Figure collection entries
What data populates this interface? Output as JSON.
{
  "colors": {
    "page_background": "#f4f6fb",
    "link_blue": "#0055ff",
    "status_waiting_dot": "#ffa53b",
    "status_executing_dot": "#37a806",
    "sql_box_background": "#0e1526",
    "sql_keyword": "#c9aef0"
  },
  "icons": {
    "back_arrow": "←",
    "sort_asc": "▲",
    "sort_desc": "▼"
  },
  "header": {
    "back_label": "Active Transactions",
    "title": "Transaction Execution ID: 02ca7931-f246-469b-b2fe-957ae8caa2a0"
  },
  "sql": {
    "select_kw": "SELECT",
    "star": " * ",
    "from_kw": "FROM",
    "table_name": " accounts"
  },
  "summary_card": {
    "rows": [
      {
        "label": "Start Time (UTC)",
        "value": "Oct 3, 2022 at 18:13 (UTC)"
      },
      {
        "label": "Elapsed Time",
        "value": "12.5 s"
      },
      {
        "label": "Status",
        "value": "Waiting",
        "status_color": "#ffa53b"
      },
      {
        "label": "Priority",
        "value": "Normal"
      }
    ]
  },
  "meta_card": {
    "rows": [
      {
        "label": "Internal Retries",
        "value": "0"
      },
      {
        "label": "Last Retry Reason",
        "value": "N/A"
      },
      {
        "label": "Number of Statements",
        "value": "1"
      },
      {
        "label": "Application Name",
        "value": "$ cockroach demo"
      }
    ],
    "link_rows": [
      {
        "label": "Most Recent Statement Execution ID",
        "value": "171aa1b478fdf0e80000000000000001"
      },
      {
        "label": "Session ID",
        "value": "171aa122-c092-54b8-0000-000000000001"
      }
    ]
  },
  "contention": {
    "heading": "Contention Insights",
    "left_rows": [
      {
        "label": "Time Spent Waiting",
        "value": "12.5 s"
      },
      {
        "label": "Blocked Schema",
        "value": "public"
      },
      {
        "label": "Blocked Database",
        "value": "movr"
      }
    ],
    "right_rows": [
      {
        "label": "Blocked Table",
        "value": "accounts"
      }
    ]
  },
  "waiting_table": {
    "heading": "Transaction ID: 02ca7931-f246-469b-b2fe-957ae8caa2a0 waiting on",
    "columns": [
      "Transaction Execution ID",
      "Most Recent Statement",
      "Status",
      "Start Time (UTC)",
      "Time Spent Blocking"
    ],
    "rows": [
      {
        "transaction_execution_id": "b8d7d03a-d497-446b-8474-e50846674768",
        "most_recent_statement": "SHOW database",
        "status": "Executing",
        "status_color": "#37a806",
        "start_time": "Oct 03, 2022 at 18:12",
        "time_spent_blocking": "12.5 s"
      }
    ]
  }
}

Stated problem: Examine the records and report how many lines contain the string "heading". Only the number should be given.

Completed task: 2